The exercise.
Set out every line of the records below as a numbered list, leaving out any blank lines.

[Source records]
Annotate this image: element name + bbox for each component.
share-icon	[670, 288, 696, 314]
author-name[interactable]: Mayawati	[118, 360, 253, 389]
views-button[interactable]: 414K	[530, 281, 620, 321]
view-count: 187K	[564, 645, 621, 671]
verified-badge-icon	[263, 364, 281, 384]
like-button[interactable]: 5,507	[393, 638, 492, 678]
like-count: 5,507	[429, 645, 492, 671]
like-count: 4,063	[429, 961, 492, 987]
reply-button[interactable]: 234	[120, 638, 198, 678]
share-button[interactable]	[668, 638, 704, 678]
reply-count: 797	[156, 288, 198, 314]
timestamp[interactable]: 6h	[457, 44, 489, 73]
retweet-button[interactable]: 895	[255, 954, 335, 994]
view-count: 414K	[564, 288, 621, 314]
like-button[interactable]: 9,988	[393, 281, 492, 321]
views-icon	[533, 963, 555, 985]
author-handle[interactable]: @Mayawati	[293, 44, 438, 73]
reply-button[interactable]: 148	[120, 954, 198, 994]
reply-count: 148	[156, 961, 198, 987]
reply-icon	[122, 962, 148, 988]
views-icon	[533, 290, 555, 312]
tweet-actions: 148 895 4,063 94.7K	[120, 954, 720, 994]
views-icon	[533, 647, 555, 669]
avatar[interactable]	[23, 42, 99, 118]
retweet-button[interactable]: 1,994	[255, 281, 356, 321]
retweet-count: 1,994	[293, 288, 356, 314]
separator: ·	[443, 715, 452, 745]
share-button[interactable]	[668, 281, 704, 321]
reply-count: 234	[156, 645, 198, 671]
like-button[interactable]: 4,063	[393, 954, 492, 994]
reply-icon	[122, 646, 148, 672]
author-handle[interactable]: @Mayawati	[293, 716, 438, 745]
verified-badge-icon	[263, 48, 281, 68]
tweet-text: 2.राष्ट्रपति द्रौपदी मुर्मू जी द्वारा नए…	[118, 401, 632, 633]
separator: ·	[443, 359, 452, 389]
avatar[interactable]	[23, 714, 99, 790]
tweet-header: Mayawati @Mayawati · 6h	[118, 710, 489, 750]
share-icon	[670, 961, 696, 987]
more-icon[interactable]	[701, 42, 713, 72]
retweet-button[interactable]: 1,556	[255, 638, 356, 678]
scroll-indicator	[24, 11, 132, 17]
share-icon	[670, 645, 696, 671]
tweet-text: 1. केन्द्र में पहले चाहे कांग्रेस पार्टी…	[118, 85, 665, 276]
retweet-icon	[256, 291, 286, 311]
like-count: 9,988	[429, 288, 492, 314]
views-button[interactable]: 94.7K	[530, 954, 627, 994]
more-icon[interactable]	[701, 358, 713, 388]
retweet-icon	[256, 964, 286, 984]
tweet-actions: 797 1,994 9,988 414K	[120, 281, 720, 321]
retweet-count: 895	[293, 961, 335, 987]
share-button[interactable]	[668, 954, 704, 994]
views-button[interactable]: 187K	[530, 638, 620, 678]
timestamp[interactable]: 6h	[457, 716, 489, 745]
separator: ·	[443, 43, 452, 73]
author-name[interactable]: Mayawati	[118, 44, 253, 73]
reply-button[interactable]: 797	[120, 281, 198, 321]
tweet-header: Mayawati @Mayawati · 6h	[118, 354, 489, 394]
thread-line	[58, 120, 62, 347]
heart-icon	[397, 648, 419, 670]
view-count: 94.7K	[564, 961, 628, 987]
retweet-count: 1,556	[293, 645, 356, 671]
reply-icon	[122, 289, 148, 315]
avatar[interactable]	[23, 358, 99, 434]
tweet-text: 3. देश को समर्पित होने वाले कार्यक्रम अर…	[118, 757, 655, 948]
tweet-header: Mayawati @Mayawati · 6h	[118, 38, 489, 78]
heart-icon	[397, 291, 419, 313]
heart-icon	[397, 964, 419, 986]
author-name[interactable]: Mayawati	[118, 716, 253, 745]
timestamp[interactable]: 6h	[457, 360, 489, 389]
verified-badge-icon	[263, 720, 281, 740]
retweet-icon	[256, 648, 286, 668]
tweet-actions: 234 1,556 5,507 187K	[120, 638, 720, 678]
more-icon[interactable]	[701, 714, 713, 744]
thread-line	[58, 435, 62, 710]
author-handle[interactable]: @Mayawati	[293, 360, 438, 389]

The response.
1. Annotate this image: element name + bbox for each component.
2. share-icon	[670, 288, 696, 314]
3. author-name[interactable]: Mayawati	[118, 360, 253, 389]
4. views-button[interactable]: 414K	[530, 281, 620, 321]
5. view-count: 187K	[564, 645, 621, 671]
6. verified-badge-icon	[263, 364, 281, 384]
7. like-button[interactable]: 5,507	[393, 638, 492, 678]
8. like-count: 5,507	[429, 645, 492, 671]
9. like-count: 4,063	[429, 961, 492, 987]
10. reply-button[interactable]: 234	[120, 638, 198, 678]
11. share-button[interactable]	[668, 638, 704, 678]
12. reply-count: 797	[156, 288, 198, 314]
13. timestamp[interactable]: 6h	[457, 44, 489, 73]
14. retweet-button[interactable]: 895	[255, 954, 335, 994]
15. view-count: 414K	[564, 288, 621, 314]
16. like-button[interactable]: 9,988	[393, 281, 492, 321]
17. views-icon	[533, 963, 555, 985]
18. author-handle[interactable]: @Mayawati	[293, 44, 438, 73]
19. reply-button[interactable]: 148	[120, 954, 198, 994]
20. reply-count: 148	[156, 961, 198, 987]
21. reply-icon	[122, 962, 148, 988]
22. views-icon	[533, 290, 555, 312]
23. tweet-actions: 148 895 4,063 94.7K	[120, 954, 720, 994]
24. views-icon	[533, 647, 555, 669]
25. avatar[interactable]	[23, 42, 99, 118]
26. retweet-button[interactable]: 1,994	[255, 281, 356, 321]
27. retweet-count: 1,994	[293, 288, 356, 314]
28. separator: ·	[443, 715, 452, 745]
29. share-button[interactable]	[668, 281, 704, 321]
30. reply-count: 234	[156, 645, 198, 671]
31. like-button[interactable]: 4,063	[393, 954, 492, 994]
32. reply-icon	[122, 646, 148, 672]
33. author-handle[interactable]: @Mayawati	[293, 716, 438, 745]
34. verified-badge-icon	[263, 48, 281, 68]
35. tweet-text: 2.राष्ट्रपति द्रौपदी मुर्मू जी द्वारा नए…	[118, 401, 632, 633]
36. separator: ·	[443, 359, 452, 389]
37. avatar[interactable]	[23, 714, 99, 790]
38. tweet-header: Mayawati @Mayawati · 6h	[118, 710, 489, 750]
39. share-icon	[670, 961, 696, 987]
40. more-icon[interactable]	[701, 42, 713, 72]
41. retweet-button[interactable]: 1,556	[255, 638, 356, 678]
42. scroll-indicator	[24, 11, 132, 17]
43. share-icon	[670, 645, 696, 671]
44. tweet-text: 1. केन्द्र में पहले चाहे कांग्रेस पार्टी…	[118, 85, 665, 276]
45. retweet-icon	[256, 291, 286, 311]
46. like-count: 9,988	[429, 288, 492, 314]
47. views-button[interactable]: 94.7K	[530, 954, 627, 994]
48. more-icon[interactable]	[701, 358, 713, 388]
49. retweet-icon	[256, 964, 286, 984]
50. tweet-actions: 797 1,994 9,988 414K	[120, 281, 720, 321]
51. retweet-count: 895	[293, 961, 335, 987]
52. share-button[interactable]	[668, 954, 704, 994]
53. views-button[interactable]: 187K	[530, 638, 620, 678]
54. timestamp[interactable]: 6h	[457, 716, 489, 745]
55. separator: ·	[443, 43, 452, 73]
56. author-name[interactable]: Mayawati	[118, 44, 253, 73]
57. reply-button[interactable]: 797	[120, 281, 198, 321]
58. tweet-header: Mayawati @Mayawati · 6h	[118, 354, 489, 394]
59. thread-line	[58, 120, 62, 347]
60. heart-icon	[397, 648, 419, 670]
61. view-count: 94.7K	[564, 961, 628, 987]
62. retweet-count: 1,556	[293, 645, 356, 671]
63. reply-icon	[122, 289, 148, 315]
64. avatar[interactable]	[23, 358, 99, 434]
65. tweet-text: 3. देश को समर्पित होने वाले कार्यक्रम अर…	[118, 757, 655, 948]
66. tweet-header: Mayawati @Mayawati · 6h	[118, 38, 489, 78]
67. heart-icon	[397, 291, 419, 313]
68. heart-icon	[397, 964, 419, 986]
69. author-name[interactable]: Mayawati	[118, 716, 253, 745]
70. timestamp[interactable]: 6h	[457, 360, 489, 389]
71. verified-badge-icon	[263, 720, 281, 740]
72. retweet-icon	[256, 648, 286, 668]
73. tweet-actions: 234 1,556 5,507 187K	[120, 638, 720, 678]
74. more-icon[interactable]	[701, 714, 713, 744]
75. thread-line	[58, 435, 62, 710]
76. author-handle[interactable]: @Mayawati	[293, 360, 438, 389]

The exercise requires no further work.